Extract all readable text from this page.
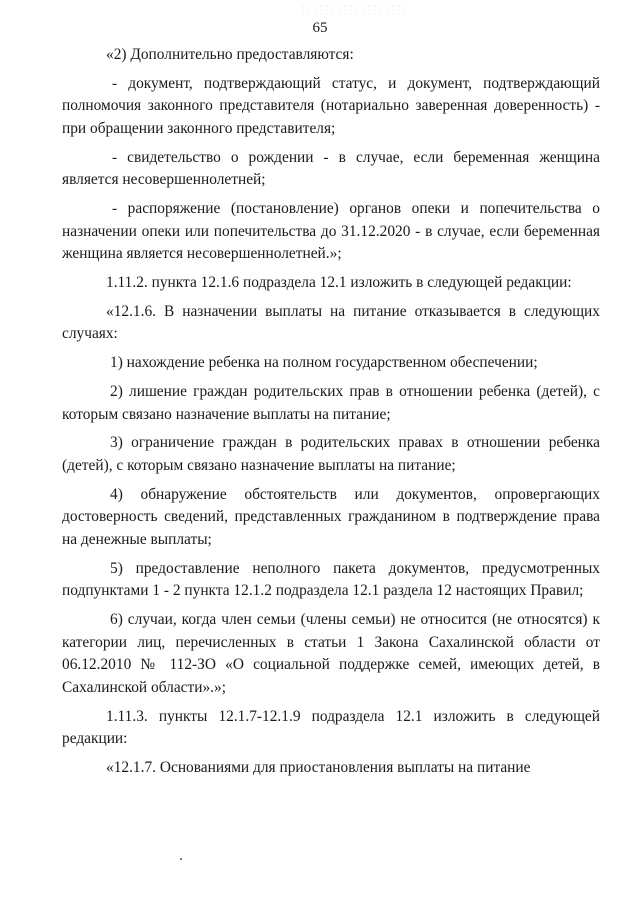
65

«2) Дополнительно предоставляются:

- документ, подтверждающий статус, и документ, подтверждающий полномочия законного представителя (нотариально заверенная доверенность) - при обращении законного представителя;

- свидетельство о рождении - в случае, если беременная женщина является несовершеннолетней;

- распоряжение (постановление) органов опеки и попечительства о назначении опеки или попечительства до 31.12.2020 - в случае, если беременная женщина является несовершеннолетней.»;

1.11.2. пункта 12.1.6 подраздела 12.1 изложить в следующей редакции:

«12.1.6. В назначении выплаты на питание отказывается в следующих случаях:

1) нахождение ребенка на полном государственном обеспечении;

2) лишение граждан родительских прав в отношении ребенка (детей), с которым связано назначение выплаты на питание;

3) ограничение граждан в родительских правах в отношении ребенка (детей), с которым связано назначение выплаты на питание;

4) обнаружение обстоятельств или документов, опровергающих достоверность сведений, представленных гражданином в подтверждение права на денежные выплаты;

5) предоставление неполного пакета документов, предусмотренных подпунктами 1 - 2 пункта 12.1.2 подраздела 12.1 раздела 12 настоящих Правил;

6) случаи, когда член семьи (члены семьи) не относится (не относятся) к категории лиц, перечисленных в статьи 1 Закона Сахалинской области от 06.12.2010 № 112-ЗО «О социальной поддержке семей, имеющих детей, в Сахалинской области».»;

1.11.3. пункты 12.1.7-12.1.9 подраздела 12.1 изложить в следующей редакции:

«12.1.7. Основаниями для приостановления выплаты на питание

Requirements
Omitting all images, print the listing exactly.

Task response
Extract all readable text from this page.
65

«2) Дополнительно предоставляются:

- документ, подтверждающий статус, и документ, подтверждающий полномочия законного представителя (нотариально заверенная доверенность) - при обращении законного представителя;

- свидетельство о рождении - в случае, если беременная женщина является несовершеннолетней;

- распоряжение (постановление) органов опеки и попечительства о назначении опеки или попечительства до 31.12.2020 - в случае, если беременная женщина является несовершеннолетней.»;

1.11.2. пункта 12.1.6 подраздела 12.1 изложить в следующей редакции:

«12.1.6. В назначении выплаты на питание отказывается в следующих случаях:

1) нахождение ребенка на полном государственном обеспечении;

2) лишение граждан родительских прав в отношении ребенка (детей), с которым связано назначение выплаты на питание;

3) ограничение граждан в родительских правах в отношении ребенка (детей), с которым связано назначение выплаты на питание;

4) обнаружение обстоятельств или документов, опровергающих достоверность сведений, представленных гражданином в подтверждение права на денежные выплаты;

5) предоставление неполного пакета документов, предусмотренных подпунктами 1 - 2 пункта 12.1.2 подраздела 12.1 раздела 12 настоящих Правил;

6) случаи, когда член семьи (члены семьи) не относится (не относятся) к категории лиц, перечисленных в статьи 1 Закона Сахалинской области от 06.12.2010 № 112-ЗО «О социальной поддержке семей, имеющих детей, в Сахалинской области».»;

1.11.3. пункты 12.1.7-12.1.9 подраздела 12.1 изложить в следующей редакции:

«12.1.7. Основаниями для приостановления выплаты на питание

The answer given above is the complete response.